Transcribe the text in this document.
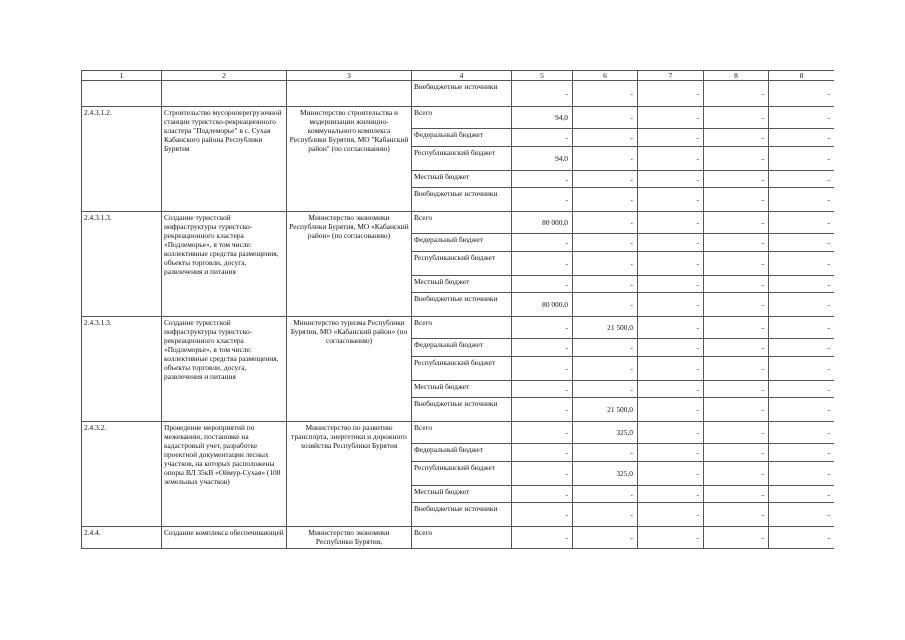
1	2	3	4	5	6	7	8	8
			Внебюджетные источники	-	-	-	-	-
2.4.3.1.2.	Строительство мусороперегрузочной станции туристско-рекреационного кластера "Подлеморье" в с. Сухая Кабанского района Республики Бурятия	Министерство строительства и модернизации жилищно-коммунального комплекса Республики Бурятия, МО "Кабанский район" (по согласованию)	Всего	94,0	-	-	-	-
			Федеральный бюджет	-	-	-	-	-
			Республиканский бюджет	94,0	-	-	-	-
			Местный бюджет	-	-	-	-	-
			Внебюджетные источники	-	-	-	-	-
2.4.3.1.3.	Создание туристской инфраструктуры туристско-рекреационного кластера «Подлеморье», в том числе: коллективные средства размещения, объекты торговли, досуга, развлечения и питания	Министерство экономики Республики Бурятия, МО «Кабанский район» (по согласованию)	Всего	80 000,0	-	-	-	-
			Федеральный бюджет	-	-	-	-	-
			Республиканский бюджет	-	-	-	-	-
			Местный бюджет	-	-	-	-	-
			Внебюджетные источники	80 000,0	-	-	-	-
2.4.3.1.3.	Создание туристской инфраструктуры туристско-рекреационного кластера «Подлеморье», в том числе: коллективные средства размещения, объекты торговли, досуга, развлечения и питания	Министерство туризма Республики Бурятия, МО «Кабанский район» (по согласованию)	Всего	-	21 500,0	-	-	-
			Федеральный бюджет	-	-	-	-	-
			Республиканский бюджет	-	-	-	-	-
			Местный бюджет	-	-	-	-	-
			Внебюджетные источники	-	21 500,0	-	-	-
2.4.3.2.	Проведение мероприятий по межеванию, постановке на кадастровый учет, разработке проектной документации лесных участков, на которых расположены опоры ВЛ 35кВ «Оймур-Сухая» (108 земельных участков)	Министерство по развитию транспорта, энергетики и дорожного хозяйства Республики Бурятия	Всего	-	325,0	-	-	-
			Федеральный бюджет	-	-	-	-	-
			Республиканский бюджет	-	325,0	-	-	-
			Местный бюджет	-	-	-	-	-
			Внебюджетные источники	-	-	-	-	-
2.4.4.	Создание комплекса обеспечивающей	Министерство экономики Республики Бурятия,	Всего	-	-	-	-	-
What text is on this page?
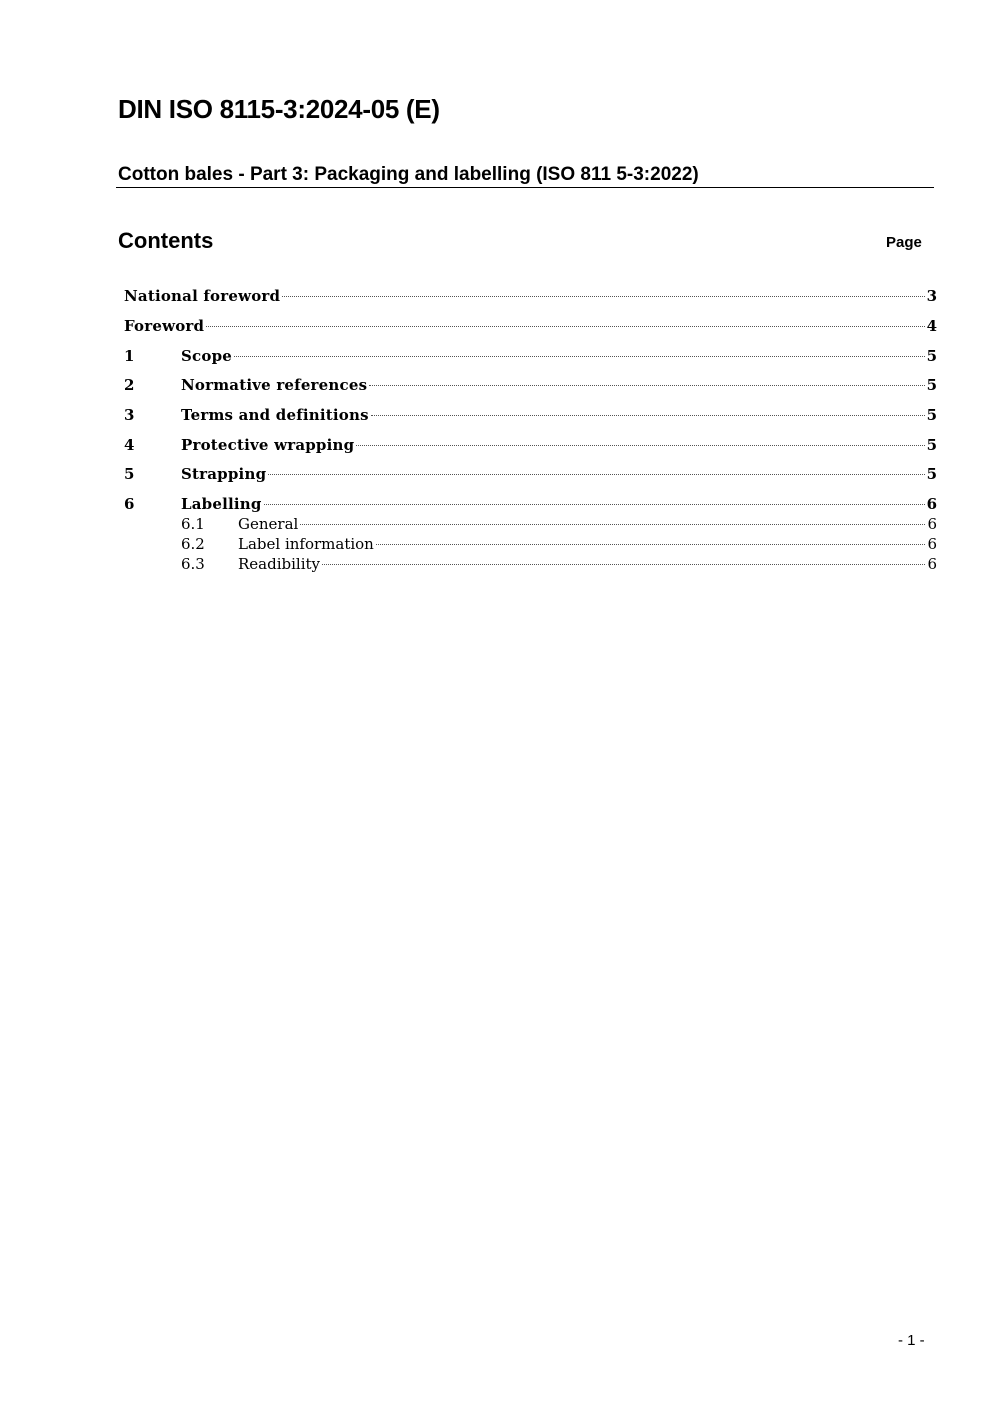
DIN ISO 8115-3:2024-05 (E)
Cotton bales - Part 3: Packaging and labelling (ISO 811 5-3:2022)
Contents	Page
National foreword	3
Foreword	4
1	Scope	5
2	Normative references	5
3	Terms and definitions	5
4	Protective wrapping	5
5	Strapping	5
6	Labelling	6
6.1	General	6
6.2	Label information	6
6.3	Readibility	6
- 1 -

- _STATED PROBLEM_
From the listing, copy every line where the string "text" appears.

- _THE SOLUTION_
Transcribe the text in this document.
What text is on this page?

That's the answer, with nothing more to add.